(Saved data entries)
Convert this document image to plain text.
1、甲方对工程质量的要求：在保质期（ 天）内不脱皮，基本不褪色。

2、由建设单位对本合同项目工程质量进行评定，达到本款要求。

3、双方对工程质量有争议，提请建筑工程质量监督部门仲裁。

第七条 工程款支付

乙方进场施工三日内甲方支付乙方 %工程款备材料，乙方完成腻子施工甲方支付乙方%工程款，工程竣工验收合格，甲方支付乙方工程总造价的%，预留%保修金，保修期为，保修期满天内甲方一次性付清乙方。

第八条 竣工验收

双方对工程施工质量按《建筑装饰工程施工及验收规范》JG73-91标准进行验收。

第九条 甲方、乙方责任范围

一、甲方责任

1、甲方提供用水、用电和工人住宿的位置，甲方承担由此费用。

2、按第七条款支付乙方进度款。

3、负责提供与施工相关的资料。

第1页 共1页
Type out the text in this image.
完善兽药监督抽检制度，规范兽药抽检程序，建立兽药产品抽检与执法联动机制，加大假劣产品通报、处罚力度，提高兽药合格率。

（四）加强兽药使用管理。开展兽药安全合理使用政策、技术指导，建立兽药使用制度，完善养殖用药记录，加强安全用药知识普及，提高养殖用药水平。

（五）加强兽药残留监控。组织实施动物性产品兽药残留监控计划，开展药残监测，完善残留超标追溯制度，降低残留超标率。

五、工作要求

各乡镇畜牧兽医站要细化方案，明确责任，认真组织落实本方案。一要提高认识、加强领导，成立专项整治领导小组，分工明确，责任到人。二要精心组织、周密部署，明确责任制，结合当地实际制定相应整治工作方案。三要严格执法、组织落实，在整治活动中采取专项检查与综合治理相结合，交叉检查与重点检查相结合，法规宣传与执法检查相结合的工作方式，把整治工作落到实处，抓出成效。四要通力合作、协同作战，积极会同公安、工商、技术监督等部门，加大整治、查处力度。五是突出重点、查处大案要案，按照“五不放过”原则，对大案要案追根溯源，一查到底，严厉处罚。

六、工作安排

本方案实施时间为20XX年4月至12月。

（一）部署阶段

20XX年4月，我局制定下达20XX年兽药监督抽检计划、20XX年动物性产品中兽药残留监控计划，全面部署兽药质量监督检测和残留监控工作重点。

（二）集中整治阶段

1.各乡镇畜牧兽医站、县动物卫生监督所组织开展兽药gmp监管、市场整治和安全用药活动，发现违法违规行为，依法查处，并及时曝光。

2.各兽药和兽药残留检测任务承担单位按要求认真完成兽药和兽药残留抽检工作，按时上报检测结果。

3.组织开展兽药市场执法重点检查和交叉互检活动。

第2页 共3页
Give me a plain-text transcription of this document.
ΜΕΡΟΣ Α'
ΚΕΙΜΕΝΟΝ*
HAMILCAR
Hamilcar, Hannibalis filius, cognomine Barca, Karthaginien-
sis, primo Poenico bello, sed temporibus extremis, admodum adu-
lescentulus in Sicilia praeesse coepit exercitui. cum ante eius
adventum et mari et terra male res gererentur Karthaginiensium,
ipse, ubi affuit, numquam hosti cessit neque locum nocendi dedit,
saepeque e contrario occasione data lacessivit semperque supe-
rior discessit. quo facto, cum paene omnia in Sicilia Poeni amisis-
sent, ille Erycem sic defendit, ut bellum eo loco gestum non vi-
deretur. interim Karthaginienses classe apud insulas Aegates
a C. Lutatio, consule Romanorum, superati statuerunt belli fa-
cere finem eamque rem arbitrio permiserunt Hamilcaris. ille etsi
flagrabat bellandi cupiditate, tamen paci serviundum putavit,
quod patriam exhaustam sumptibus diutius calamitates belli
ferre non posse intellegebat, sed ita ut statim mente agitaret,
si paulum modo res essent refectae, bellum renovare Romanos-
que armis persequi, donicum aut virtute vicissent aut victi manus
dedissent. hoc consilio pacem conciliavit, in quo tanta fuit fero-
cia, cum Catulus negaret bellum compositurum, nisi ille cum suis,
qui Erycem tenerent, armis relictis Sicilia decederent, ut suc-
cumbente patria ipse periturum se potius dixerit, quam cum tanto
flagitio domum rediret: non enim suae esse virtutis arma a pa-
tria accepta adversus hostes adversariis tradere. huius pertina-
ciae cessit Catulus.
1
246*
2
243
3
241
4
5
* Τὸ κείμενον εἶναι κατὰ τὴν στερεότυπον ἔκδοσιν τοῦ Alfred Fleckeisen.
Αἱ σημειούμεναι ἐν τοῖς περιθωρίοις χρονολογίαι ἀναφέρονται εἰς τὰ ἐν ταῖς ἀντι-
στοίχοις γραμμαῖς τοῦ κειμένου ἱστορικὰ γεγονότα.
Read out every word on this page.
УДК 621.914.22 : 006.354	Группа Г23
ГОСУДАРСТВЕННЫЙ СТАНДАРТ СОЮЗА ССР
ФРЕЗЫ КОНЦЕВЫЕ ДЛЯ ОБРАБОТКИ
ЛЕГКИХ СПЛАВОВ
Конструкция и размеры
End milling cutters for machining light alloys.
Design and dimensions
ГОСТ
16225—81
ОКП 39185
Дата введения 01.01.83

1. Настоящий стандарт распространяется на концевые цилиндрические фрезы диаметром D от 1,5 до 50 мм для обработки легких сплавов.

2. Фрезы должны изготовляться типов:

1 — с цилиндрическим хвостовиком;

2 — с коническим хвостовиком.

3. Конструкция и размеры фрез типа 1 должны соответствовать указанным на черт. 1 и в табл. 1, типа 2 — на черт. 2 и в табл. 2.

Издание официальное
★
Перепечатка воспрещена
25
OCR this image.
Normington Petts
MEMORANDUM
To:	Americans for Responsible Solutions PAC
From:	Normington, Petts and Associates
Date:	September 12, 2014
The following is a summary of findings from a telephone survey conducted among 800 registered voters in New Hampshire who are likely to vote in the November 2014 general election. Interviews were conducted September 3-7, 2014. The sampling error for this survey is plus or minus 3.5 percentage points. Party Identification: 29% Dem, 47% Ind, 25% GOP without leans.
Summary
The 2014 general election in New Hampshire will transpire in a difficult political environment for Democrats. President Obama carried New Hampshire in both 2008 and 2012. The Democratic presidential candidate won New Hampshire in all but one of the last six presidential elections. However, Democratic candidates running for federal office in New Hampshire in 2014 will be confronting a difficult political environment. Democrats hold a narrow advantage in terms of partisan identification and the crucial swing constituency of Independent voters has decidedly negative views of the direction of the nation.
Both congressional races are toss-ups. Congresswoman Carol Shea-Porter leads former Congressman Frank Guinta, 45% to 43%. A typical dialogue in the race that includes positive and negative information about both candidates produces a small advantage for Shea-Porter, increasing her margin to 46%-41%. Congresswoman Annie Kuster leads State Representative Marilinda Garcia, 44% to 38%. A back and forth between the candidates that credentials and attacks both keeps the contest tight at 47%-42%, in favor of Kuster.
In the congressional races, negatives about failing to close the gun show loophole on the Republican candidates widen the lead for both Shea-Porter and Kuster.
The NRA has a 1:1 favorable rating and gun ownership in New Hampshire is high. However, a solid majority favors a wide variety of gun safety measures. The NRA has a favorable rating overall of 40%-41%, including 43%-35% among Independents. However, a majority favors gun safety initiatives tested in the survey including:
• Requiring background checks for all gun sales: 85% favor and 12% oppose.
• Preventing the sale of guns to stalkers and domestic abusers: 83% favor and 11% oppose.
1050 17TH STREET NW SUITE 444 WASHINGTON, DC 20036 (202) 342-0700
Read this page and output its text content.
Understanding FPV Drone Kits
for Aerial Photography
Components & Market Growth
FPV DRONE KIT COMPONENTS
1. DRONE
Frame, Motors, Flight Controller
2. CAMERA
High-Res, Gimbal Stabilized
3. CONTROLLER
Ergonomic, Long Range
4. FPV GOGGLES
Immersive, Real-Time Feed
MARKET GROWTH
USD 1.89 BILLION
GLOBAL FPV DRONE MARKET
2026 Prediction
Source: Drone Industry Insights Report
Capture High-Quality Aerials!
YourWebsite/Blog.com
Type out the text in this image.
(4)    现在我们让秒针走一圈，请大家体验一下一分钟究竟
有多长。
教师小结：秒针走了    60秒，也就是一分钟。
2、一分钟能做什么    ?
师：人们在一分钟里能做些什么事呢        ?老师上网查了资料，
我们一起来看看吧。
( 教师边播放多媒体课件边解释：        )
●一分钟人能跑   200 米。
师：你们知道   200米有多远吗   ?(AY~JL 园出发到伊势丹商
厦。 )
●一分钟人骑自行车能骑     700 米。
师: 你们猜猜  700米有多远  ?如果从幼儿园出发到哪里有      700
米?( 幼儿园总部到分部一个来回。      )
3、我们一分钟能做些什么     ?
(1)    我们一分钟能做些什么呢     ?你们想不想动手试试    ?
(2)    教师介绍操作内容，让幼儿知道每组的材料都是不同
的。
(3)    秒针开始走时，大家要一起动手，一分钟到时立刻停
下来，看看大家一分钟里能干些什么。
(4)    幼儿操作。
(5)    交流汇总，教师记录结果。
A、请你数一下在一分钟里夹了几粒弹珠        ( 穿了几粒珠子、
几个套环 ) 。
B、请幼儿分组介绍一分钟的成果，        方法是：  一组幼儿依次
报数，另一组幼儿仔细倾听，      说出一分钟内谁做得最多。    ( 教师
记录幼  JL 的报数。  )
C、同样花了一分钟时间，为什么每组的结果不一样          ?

Description of the task: Find each line with the string "Sicilia" and copy it out.

Response to the task:
lescentulus in Sicilia praeesse coepit exercitui. cum ante eius
rior discessit. quo facto, cum paene omnia in Sicilia Poeni amisis-
qui Erycem tenerent, armis relictis Sicilia decederent, ut suc-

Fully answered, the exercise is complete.